*** Task inputs

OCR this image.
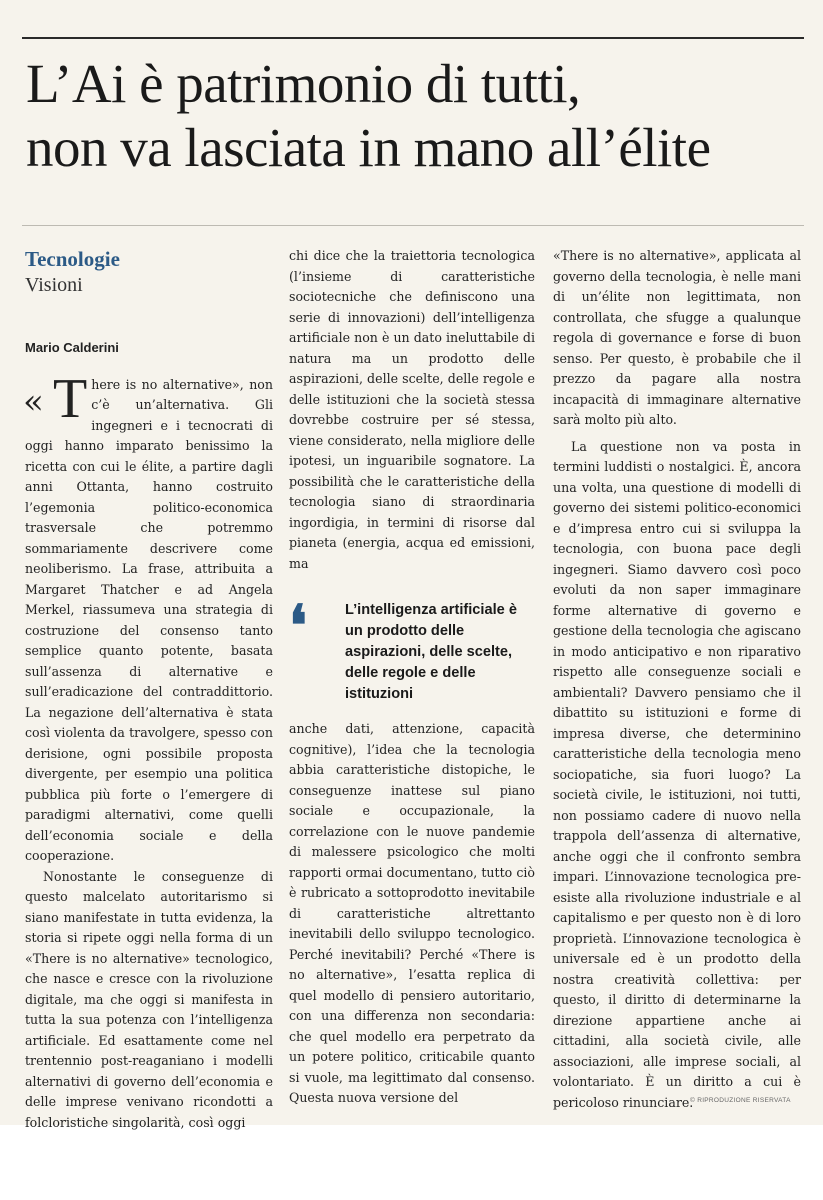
L’Ai è patrimonio di tutti,
non va lasciata in mano all’élite
Tecnologie
Visioni
Mario Calderini
« There is no alternative», non c’è un’alternativa. Gli ingegneri e i tecnocrati di oggi hanno imparato benissimo la ricetta con cui le élite, a partire dagli anni Ottanta, hanno costruito l’egemonia politico-economica trasversale che potremmo sommariamente descrivere come neoliberismo. La frase, attribuita a Margaret Thatcher e ad Angela Merkel, riassumeva una strategia di costruzione del consenso tanto semplice quanto potente, basata sull’assenza di alternative e sull’eradicazione del contraddittorio. La negazione dell’alternativa è stata così violenta da travolgere, spesso con derisione, ogni possibile proposta divergente, per esempio una politica pubblica più forte o l’emergere di paradigmi alternativi, come quelli dell’economia sociale e della cooperazione.

Nonostante le conseguenze di questo malcelato autoritarismo si siano manifestate in tutta evidenza, la storia si ripete oggi nella forma di un «There is no alternative» tecnologico, che nasce e cresce con la rivoluzione digitale, ma che oggi si manifesta in tutta la sua potenza con l’intelligenza artificiale. Ed esattamente come nel trentennio post-reaganiano i modelli alternativi di governo dell’economia e delle imprese venivano ricondotti a folcloristiche singolarità, così oggi

chi dice che la traiettoria tecnologica (l’insieme di caratteristiche sociotecniche che definiscono una serie di innovazioni) dell’intelligenza artificiale non è un dato ineluttabile di natura ma un prodotto delle aspirazioni, delle scelte, delle regole e delle istituzioni che la società stessa dovrebbe costruire per sé stessa, viene considerato, nella migliore delle ipotesi, un inguaribile sognatore. La possibilità che le caratteristiche della tecnologia siano di straordinaria ingordigia, in termini di risorse dal pianeta (energia, acqua ed emissioni, ma

❛	L’intelligenza artificiale è un prodotto delle aspirazioni, delle scelte, delle regole e delle istituzioni

anche dati, attenzione, capacità cognitive), l’idea che la tecnologia abbia caratteristiche distopiche, le conseguenze inattese sul piano sociale e occupazionale, la correlazione con le nuove pandemie di malessere psicologico che molti rapporti ormai documentano, tutto ciò è rubricato a sottoprodotto inevitabile di caratteristiche altrettanto inevitabili dello sviluppo tecnologico. Perché inevitabili? Perché «There is no alternative», l’esatta replica di quel modello di pensiero autoritario, con una differenza non secondaria: che quel modello era perpetrato da un potere politico, criticabile quanto si vuole, ma legittimato dal consenso. Questa nuova versione del

«There is no alternative», applicata al governo della tecnologia, è nelle mani di un’élite non legittimata, non controllata, che sfugge a qualunque regola di governance e forse di buon senso. Per questo, è probabile che il prezzo da pagare alla nostra incapacità di immaginare alternative sarà molto più alto.

La questione non va posta in termini luddisti o nostalgici. È, ancora una volta, una questione di modelli di governo dei sistemi politico-economici e d’impresa entro cui si sviluppa la tecnologia, con buona pace degli ingegneri. Siamo davvero così poco evoluti da non saper immaginare forme alternative di governo e gestione della tecnologia che agiscano in modo anticipativo e non riparativo rispetto alle conseguenze sociali e ambientali? Davvero pensiamo che il dibattito su istituzioni e forme di impresa diverse, che determinino caratteristiche della tecnologia meno sociopatiche, sia fuori luogo? La società civile, le istituzioni, noi tutti, non possiamo cadere di nuovo nella trappola dell’assenza di alternative, anche oggi che il confronto sembra impari. L’innovazione tecnologica pre-esiste alla rivoluzione industriale e al capitalismo e per questo non è di loro proprietà. L’innovazione tecnologica è universale ed è un prodotto della nostra creatività collettiva: per questo, il diritto di determinarne la direzione appartiene anche ai cittadini, alla società civile, alle associazioni, alle imprese sociali, al volontariato. È un diritto a cui è pericoloso rinunciare.

© RIPRODUZIONE RISERVATA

******

▶ [Exercise aim] Restate the whole of the material word for word without the pictures.

▶ [Answer]
OCR this image.
L’Ai è patrimonio di tutti,
non va lasciata in mano all’élite
Tecnologie
Visioni
Mario Calderini
« There is no alternative», non c’è un’alternativa. Gli ingegneri e i tecnocrati di oggi hanno imparato benissimo la ricetta con cui le élite, a partire dagli anni Ottanta, hanno costruito l’egemonia politico-economica trasversale che potremmo sommariamente descrivere come neoliberismo. La frase, attribuita a Margaret Thatcher e ad Angela Merkel, riassumeva una strategia di costruzione del consenso tanto semplice quanto potente, basata sull’assenza di alternative e sull’eradicazione del contraddittorio. La negazione dell’alternativa è stata così violenta da travolgere, spesso con derisione, ogni possibile proposta divergente, per esempio una politica pubblica più forte o l’emergere di paradigmi alternativi, come quelli dell’economia sociale e della cooperazione.

Nonostante le conseguenze di questo malcelato autoritarismo si siano manifestate in tutta evidenza, la storia si ripete oggi nella forma di un «There is no alternative» tecnologico, che nasce e cresce con la rivoluzione digitale, ma che oggi si manifesta in tutta la sua potenza con l’intelligenza artificiale. Ed esattamente come nel trentennio post-reaganiano i modelli alternativi di governo dell’economia e delle imprese venivano ricondotti a folcloristiche singolarità, così oggi

chi dice che la traiettoria tecnologica (l’insieme di caratteristiche sociotecniche che definiscono una serie di innovazioni) dell’intelligenza artificiale non è un dato ineluttabile di natura ma un prodotto delle aspirazioni, delle scelte, delle regole e delle istituzioni che la società stessa dovrebbe costruire per sé stessa, viene considerato, nella migliore delle ipotesi, un inguaribile sognatore. La possibilità che le caratteristiche della tecnologia siano di straordinaria ingordigia, in termini di risorse dal pianeta (energia, acqua ed emissioni, ma

❛	L’intelligenza artificiale è un prodotto delle aspirazioni, delle scelte, delle regole e delle istituzioni

anche dati, attenzione, capacità cognitive), l’idea che la tecnologia abbia caratteristiche distopiche, le conseguenze inattese sul piano sociale e occupazionale, la correlazione con le nuove pandemie di malessere psicologico che molti rapporti ormai documentano, tutto ciò è rubricato a sottoprodotto inevitabile di caratteristiche altrettanto inevitabili dello sviluppo tecnologico. Perché inevitabili? Perché «There is no alternative», l’esatta replica di quel modello di pensiero autoritario, con una differenza non secondaria: che quel modello era perpetrato da un potere politico, criticabile quanto si vuole, ma legittimato dal consenso. Questa nuova versione del

«There is no alternative», applicata al governo della tecnologia, è nelle mani di un’élite non legittimata, non controllata, che sfugge a qualunque regola di governance e forse di buon senso. Per questo, è probabile che il prezzo da pagare alla nostra incapacità di immaginare alternative sarà molto più alto.

La questione non va posta in termini luddisti o nostalgici. È, ancora una volta, una questione di modelli di governo dei sistemi politico-economici e d’impresa entro cui si sviluppa la tecnologia, con buona pace degli ingegneri. Siamo davvero così poco evoluti da non saper immaginare forme alternative di governo e gestione della tecnologia che agiscano in modo anticipativo e non riparativo rispetto alle conseguenze sociali e ambientali? Davvero pensiamo che il dibattito su istituzioni e forme di impresa diverse, che determinino caratteristiche della tecnologia meno sociopatiche, sia fuori luogo? La società civile, le istituzioni, noi tutti, non possiamo cadere di nuovo nella trappola dell’assenza di alternative, anche oggi che il confronto sembra impari. L’innovazione tecnologica pre-esiste alla rivoluzione industriale e al capitalismo e per questo non è di loro proprietà. L’innovazione tecnologica è universale ed è un prodotto della nostra creatività collettiva: per questo, il diritto di determinarne la direzione appartiene anche ai cittadini, alla società civile, alle associazioni, alle imprese sociali, al volontariato. È un diritto a cui è pericoloso rinunciare.

© RIPRODUZIONE RISERVATA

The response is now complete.